### [PROBLEM STATEMENT]
Below is a block of records. Copy every line in it that contains the word "this".

### [Figure data in JSON]
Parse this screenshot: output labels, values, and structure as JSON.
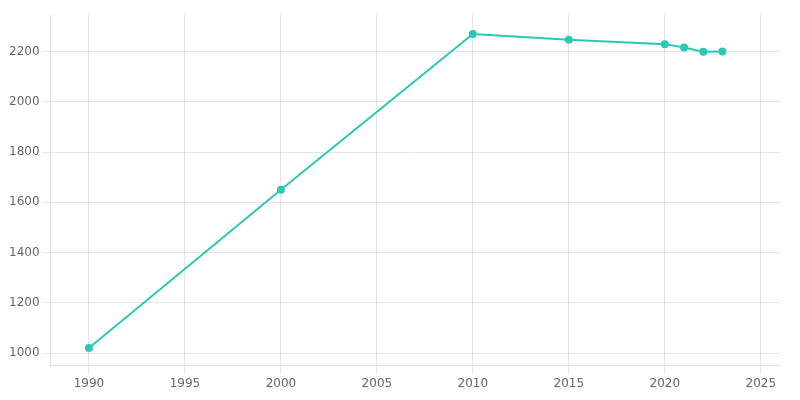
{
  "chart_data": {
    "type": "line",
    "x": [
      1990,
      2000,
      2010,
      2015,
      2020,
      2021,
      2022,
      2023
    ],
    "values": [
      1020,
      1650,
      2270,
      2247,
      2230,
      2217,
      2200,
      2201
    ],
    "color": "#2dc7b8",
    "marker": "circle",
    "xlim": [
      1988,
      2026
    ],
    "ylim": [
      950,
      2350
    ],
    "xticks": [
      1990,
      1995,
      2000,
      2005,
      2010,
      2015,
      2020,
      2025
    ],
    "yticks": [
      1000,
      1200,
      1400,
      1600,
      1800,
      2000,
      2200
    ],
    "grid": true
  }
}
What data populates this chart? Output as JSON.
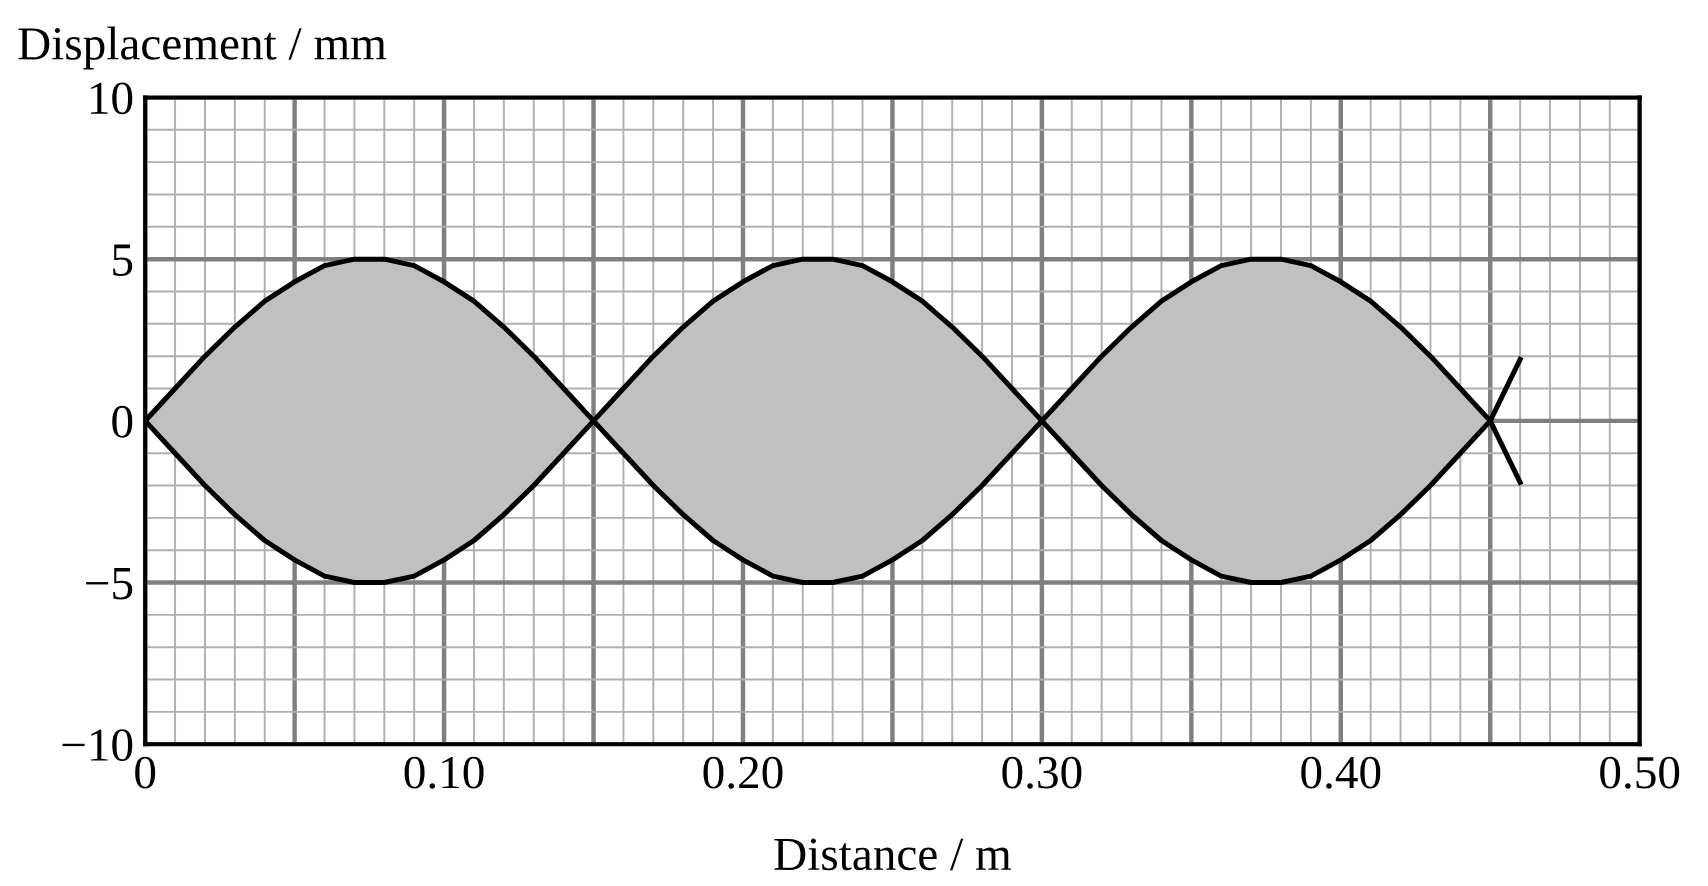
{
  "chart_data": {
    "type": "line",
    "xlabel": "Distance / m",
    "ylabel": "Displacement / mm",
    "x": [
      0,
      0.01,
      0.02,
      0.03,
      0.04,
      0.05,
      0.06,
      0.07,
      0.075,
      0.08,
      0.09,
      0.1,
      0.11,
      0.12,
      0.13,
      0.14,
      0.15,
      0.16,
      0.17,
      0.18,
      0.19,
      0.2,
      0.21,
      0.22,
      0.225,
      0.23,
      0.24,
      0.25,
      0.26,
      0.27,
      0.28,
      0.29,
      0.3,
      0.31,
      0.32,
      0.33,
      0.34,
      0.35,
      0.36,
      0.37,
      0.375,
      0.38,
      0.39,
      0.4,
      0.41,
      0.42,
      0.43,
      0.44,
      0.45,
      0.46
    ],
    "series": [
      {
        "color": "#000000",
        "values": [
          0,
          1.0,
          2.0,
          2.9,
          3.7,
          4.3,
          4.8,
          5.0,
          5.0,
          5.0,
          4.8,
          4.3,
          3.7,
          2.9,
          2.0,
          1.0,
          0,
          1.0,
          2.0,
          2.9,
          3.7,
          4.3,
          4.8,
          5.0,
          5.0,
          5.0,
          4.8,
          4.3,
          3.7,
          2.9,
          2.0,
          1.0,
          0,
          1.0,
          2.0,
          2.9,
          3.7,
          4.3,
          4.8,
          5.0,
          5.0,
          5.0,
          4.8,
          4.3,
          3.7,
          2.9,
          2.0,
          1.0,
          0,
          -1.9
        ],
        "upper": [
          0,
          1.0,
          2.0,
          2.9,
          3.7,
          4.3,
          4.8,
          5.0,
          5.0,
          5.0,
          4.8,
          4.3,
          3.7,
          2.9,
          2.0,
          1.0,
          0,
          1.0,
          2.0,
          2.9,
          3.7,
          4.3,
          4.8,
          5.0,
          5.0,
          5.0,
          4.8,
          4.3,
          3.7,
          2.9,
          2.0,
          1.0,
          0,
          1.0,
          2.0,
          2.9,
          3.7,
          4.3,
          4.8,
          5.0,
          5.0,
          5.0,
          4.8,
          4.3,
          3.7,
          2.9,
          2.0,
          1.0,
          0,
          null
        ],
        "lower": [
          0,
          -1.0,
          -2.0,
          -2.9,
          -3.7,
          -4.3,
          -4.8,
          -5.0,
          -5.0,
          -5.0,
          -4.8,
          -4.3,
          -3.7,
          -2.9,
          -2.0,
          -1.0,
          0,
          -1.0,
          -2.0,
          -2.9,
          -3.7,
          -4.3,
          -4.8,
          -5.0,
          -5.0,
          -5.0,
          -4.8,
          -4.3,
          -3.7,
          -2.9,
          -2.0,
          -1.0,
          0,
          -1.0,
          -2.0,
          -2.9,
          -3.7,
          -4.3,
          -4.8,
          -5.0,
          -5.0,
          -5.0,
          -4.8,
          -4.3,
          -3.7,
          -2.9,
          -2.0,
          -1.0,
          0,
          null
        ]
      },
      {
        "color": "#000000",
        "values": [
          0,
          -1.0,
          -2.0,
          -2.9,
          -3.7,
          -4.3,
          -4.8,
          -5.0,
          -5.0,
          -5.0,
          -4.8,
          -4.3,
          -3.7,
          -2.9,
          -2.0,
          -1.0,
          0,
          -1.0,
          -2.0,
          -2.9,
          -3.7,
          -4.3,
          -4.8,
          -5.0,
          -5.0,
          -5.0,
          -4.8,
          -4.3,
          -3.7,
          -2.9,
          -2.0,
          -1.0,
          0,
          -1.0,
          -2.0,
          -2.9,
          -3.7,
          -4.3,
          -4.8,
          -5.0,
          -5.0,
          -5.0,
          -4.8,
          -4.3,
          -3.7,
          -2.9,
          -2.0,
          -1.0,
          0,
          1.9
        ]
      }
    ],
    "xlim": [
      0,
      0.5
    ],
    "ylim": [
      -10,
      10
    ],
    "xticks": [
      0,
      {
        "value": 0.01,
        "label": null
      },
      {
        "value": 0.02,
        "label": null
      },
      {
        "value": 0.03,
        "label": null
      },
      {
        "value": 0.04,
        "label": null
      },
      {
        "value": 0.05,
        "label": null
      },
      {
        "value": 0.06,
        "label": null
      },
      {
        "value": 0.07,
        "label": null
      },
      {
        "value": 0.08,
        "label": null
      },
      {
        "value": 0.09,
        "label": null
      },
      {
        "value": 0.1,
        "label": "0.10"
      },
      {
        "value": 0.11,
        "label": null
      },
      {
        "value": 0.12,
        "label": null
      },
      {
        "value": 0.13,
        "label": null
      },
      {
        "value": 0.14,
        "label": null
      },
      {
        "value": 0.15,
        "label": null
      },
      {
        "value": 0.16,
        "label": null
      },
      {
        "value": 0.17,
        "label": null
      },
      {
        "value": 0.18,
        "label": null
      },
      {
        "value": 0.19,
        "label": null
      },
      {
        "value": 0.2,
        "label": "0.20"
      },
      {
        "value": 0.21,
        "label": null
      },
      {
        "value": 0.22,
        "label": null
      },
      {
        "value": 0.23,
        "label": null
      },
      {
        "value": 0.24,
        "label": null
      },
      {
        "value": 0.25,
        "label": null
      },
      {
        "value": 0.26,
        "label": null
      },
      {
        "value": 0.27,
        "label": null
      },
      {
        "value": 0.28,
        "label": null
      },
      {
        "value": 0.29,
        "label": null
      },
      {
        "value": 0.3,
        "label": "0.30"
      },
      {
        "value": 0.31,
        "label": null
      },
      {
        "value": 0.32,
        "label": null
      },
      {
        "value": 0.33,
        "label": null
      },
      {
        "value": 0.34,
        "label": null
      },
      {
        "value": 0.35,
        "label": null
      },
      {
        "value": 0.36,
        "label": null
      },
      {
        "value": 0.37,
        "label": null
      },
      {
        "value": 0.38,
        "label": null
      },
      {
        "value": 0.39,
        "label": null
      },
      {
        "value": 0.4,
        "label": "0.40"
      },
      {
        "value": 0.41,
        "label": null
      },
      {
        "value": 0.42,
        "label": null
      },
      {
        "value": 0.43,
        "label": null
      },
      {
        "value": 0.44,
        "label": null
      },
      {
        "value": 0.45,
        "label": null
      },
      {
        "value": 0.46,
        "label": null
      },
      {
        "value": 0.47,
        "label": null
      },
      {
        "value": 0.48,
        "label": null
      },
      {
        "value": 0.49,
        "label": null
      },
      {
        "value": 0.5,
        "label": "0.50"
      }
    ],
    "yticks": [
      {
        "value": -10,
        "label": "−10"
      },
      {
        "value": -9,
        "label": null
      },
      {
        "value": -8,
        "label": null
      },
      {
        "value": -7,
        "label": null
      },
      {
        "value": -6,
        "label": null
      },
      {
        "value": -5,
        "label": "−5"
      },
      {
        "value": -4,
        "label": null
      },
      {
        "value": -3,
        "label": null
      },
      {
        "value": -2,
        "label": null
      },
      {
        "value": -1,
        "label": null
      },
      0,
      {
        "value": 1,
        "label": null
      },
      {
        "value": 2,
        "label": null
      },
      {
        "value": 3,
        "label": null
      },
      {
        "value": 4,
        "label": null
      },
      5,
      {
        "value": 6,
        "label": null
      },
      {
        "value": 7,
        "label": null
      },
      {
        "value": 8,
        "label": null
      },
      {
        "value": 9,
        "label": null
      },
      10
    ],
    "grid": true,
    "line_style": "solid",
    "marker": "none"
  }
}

--

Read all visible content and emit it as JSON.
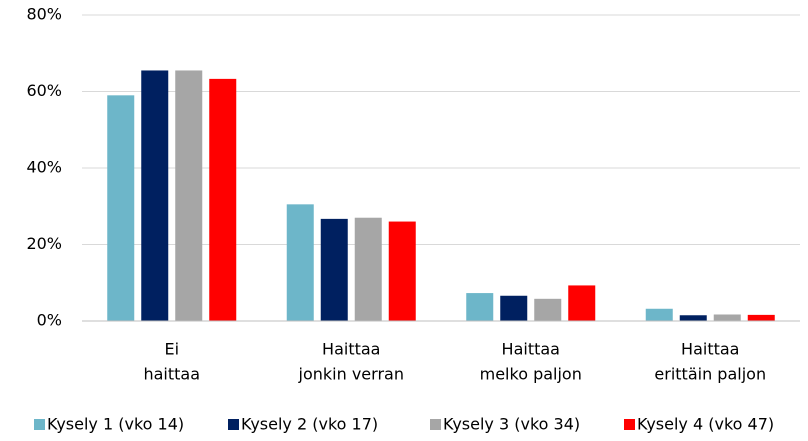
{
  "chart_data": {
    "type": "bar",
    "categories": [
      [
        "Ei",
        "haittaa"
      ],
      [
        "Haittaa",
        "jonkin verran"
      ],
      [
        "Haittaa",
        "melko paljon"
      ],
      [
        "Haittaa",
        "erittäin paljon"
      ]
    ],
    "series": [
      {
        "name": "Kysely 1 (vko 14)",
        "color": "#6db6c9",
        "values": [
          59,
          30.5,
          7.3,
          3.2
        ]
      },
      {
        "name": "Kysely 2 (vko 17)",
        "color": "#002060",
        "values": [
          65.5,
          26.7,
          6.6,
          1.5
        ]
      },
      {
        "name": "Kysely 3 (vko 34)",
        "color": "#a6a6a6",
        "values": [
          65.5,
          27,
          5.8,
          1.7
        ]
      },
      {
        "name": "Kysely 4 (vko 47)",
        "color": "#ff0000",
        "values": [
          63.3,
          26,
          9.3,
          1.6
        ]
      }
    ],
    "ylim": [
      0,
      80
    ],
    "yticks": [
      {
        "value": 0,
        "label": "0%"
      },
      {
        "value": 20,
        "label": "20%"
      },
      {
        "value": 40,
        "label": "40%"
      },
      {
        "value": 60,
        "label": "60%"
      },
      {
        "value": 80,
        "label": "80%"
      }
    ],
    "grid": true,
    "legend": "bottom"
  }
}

### [CORRECT OUTPUT]
Parse this screenshot: output labels, values, and structure as JSON.
What data populates this chart? Output as JSON.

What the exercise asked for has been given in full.